TASK BRIEF =
In the listing that follows, how many lines contain "JSON"? Give the number only.
:: DATA LISTING ::
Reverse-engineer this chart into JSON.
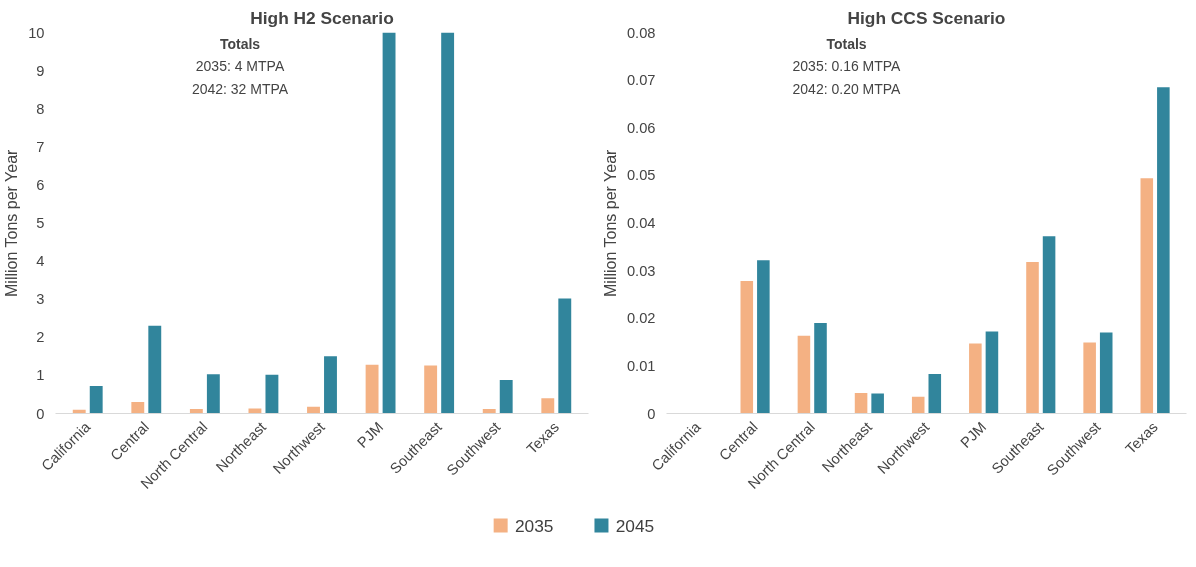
{
  "chart_data": [
    {
      "type": "bar",
      "title": "High H2 Scenario",
      "ylabel": "Million Tons per Year",
      "categories": [
        "California",
        "Central",
        "North Central",
        "Northeast",
        "Northwest",
        "PJM",
        "Southeast",
        "Southwest",
        "Texas"
      ],
      "series": [
        {
          "name": "2035",
          "color": "#f4b183",
          "values": [
            0.1,
            0.3,
            0.12,
            0.13,
            0.18,
            1.28,
            1.26,
            0.12,
            0.4
          ]
        },
        {
          "name": "2045",
          "color": "#31859c",
          "values": [
            0.72,
            2.3,
            1.03,
            1.02,
            1.5,
            10,
            10,
            0.88,
            3.02
          ]
        }
      ],
      "ylim": [
        0,
        10
      ],
      "yticks": [
        0,
        1,
        2,
        3,
        4,
        5,
        6,
        7,
        8,
        9,
        10
      ],
      "grid": false,
      "legend": "bottom",
      "annotations": [
        "Totals",
        "2035: 4 MTPA",
        "2042: 32 MTPA"
      ]
    },
    {
      "type": "bar",
      "title": "High CCS Scenario",
      "ylabel": "Million Tons per Year",
      "categories": [
        "California",
        "Central",
        "North Central",
        "Northeast",
        "Northwest",
        "PJM",
        "Southeast",
        "Southwest",
        "Texas"
      ],
      "series": [
        {
          "color": "#f4b183",
          "values": [
            0,
            0.0278,
            0.0163,
            0.0043,
            0.0035,
            0.0147,
            0.0318,
            0.0149,
            0.0494
          ]
        },
        {
          "color": "#31859c",
          "values": [
            0,
            0.0322,
            0.019,
            0.0042,
            0.0083,
            0.0172,
            0.0372,
            0.017,
            0.0685
          ]
        }
      ],
      "ylim": [
        0,
        0.08
      ],
      "yticks": [
        0,
        0.01,
        0.02,
        0.03,
        0.04,
        0.05,
        0.06,
        0.07,
        0.08
      ],
      "grid": false,
      "annotations": [
        "Totals",
        "2035: 0.16 MTPA",
        "2042: 0.20 MTPA"
      ]
    }
  ]
}
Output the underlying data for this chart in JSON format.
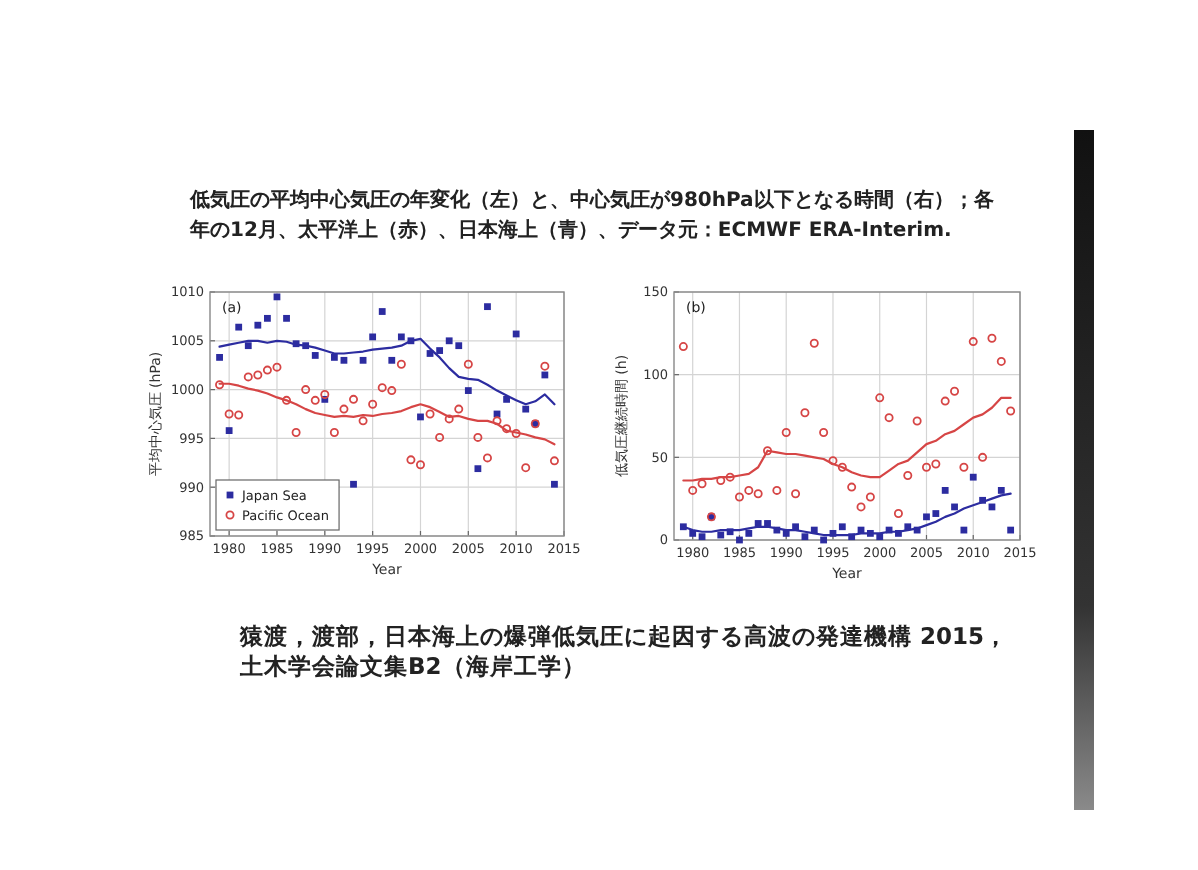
{
  "chart_data": [
    {
      "type": "scatter",
      "title": "低気圧の平均中心気圧の年変化（左）と、中心気圧が980hPa以下となる時間（右）；各年の12月、太平洋上（赤）、日本海上（青）、データ元：ECMWF ERA-Interim.",
      "annotations": [
        "(a)",
        "猿渡，渡部，日本海上の爆弾低気圧に起因する高波の発達機構 2015，土木学会論文集B2（海岸工学）"
      ],
      "xlabel": "Year",
      "ylabel": "平均中心気圧 (hPa)",
      "xlim": [
        1978,
        2015
      ],
      "ylim": [
        985,
        1010
      ],
      "xticks": [
        1980,
        1985,
        1990,
        1995,
        2000,
        2005,
        2010,
        2015
      ],
      "yticks": [
        985,
        990,
        995,
        1000,
        1005,
        1010
      ],
      "grid": true,
      "legend": "bottom left",
      "x": [
        1979,
        1980,
        1981,
        1982,
        1983,
        1984,
        1985,
        1986,
        1987,
        1988,
        1989,
        1990,
        1991,
        1992,
        1993,
        1994,
        1995,
        1996,
        1997,
        1998,
        1999,
        2000,
        2001,
        2002,
        2003,
        2004,
        2005,
        2006,
        2007,
        2008,
        2009,
        2010,
        2011,
        2012,
        2013,
        2014
      ],
      "series": [
        {
          "name": "Japan Sea",
          "color": "#2c2ca0",
          "marker": "square",
          "values": [
            1003.3,
            995.8,
            1006.4,
            1004.5,
            1006.6,
            1007.3,
            1009.5,
            1007.3,
            1004.7,
            1004.5,
            1003.5,
            999.0,
            1003.3,
            1003.0,
            990.3,
            1003.0,
            1005.4,
            1008.0,
            1003.0,
            1005.4,
            1005.0,
            997.2,
            1003.7,
            1004.0,
            1005.0,
            1004.5,
            999.9,
            991.9,
            1008.5,
            997.5,
            999.0,
            1005.7,
            998.0,
            996.5,
            1001.5,
            990.3
          ]
        },
        {
          "name": "Pacific Ocean",
          "color": "#d64545",
          "marker": "circle",
          "values": [
            1000.5,
            997.5,
            997.4,
            1001.3,
            1001.5,
            1002.0,
            1002.3,
            998.9,
            995.6,
            1000.0,
            998.9,
            999.5,
            995.6,
            998.0,
            999.0,
            996.8,
            998.5,
            1000.2,
            999.9,
            1002.6,
            992.8,
            992.3,
            997.5,
            995.1,
            997.0,
            998.0,
            1002.6,
            995.1,
            993.0,
            996.8,
            996.0,
            995.5,
            992.0,
            996.5,
            1002.4,
            992.7
          ]
        },
        {
          "type": "line",
          "color": "#2c2ca0",
          "values": [
            1004.4,
            1004.6,
            1004.8,
            1005.0,
            1005.0,
            1004.8,
            1005.0,
            1004.9,
            1004.6,
            1004.5,
            1004.3,
            1004.0,
            1003.7,
            1003.7,
            1003.8,
            1003.9,
            1004.1,
            1004.2,
            1004.3,
            1004.5,
            1005.0,
            1005.2,
            1004.2,
            1003.3,
            1002.2,
            1001.3,
            1001.1,
            1001.0,
            1000.5,
            999.9,
            999.4,
            998.9,
            998.5,
            998.8,
            999.5,
            998.5
          ]
        },
        {
          "type": "line",
          "color": "#d64545",
          "values": [
            1000.6,
            1000.6,
            1000.4,
            1000.1,
            999.9,
            999.6,
            999.2,
            998.9,
            998.5,
            998.0,
            997.6,
            997.4,
            997.2,
            997.3,
            997.2,
            997.4,
            997.3,
            997.5,
            997.6,
            997.8,
            998.2,
            998.5,
            998.2,
            997.7,
            997.2,
            997.3,
            997.0,
            996.8,
            996.8,
            996.5,
            995.8,
            995.6,
            995.4,
            995.1,
            994.9,
            994.4
          ]
        }
      ]
    },
    {
      "type": "scatter",
      "annotations": [
        "(b)"
      ],
      "xlabel": "Year",
      "ylabel": "低気圧継続時間 (h)",
      "xlim": [
        1978,
        2015
      ],
      "ylim": [
        0,
        150
      ],
      "xticks": [
        1980,
        1985,
        1990,
        1995,
        2000,
        2005,
        2010,
        2015
      ],
      "yticks": [
        0,
        50,
        100,
        150
      ],
      "grid": true,
      "x": [
        1979,
        1980,
        1981,
        1982,
        1983,
        1984,
        1985,
        1986,
        1987,
        1988,
        1989,
        1990,
        1991,
        1992,
        1993,
        1994,
        1995,
        1996,
        1997,
        1998,
        1999,
        2000,
        2001,
        2002,
        2003,
        2004,
        2005,
        2006,
        2007,
        2008,
        2009,
        2010,
        2011,
        2012,
        2013,
        2014
      ],
      "series": [
        {
          "color": "#2c2ca0",
          "marker": "square",
          "values": [
            8,
            4,
            2,
            14,
            3,
            5,
            0,
            4,
            10,
            10,
            6,
            4,
            8,
            2,
            6,
            0,
            4,
            8,
            2,
            6,
            4,
            2,
            6,
            4,
            8,
            6,
            14,
            16,
            30,
            20,
            6,
            38,
            24,
            20,
            30,
            6
          ]
        },
        {
          "color": "#d64545",
          "marker": "circle",
          "values": [
            117,
            30,
            34,
            14,
            36,
            38,
            26,
            30,
            28,
            54,
            30,
            65,
            28,
            77,
            119,
            65,
            48,
            44,
            32,
            20,
            26,
            86,
            74,
            16,
            39,
            72,
            44,
            46,
            84,
            90,
            44,
            120,
            50,
            122,
            108,
            78
          ]
        },
        {
          "type": "line",
          "color": "#2c2ca0",
          "values": [
            8,
            6,
            5,
            5,
            6,
            6,
            6,
            7,
            8,
            8,
            7,
            6,
            6,
            5,
            4,
            3,
            3,
            3,
            3,
            4,
            4,
            4,
            5,
            5,
            6,
            7,
            9,
            11,
            14,
            16,
            19,
            21,
            23,
            25,
            27,
            28
          ]
        },
        {
          "type": "line",
          "color": "#d64545",
          "values": [
            36,
            36,
            37,
            37,
            38,
            38,
            39,
            40,
            44,
            54,
            53,
            52,
            52,
            51,
            50,
            49,
            46,
            44,
            41,
            39,
            38,
            38,
            42,
            46,
            48,
            53,
            58,
            60,
            64,
            66,
            70,
            74,
            76,
            80,
            86,
            86
          ]
        }
      ]
    }
  ]
}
:::
SOLUTION TO THE EXERCISE =
2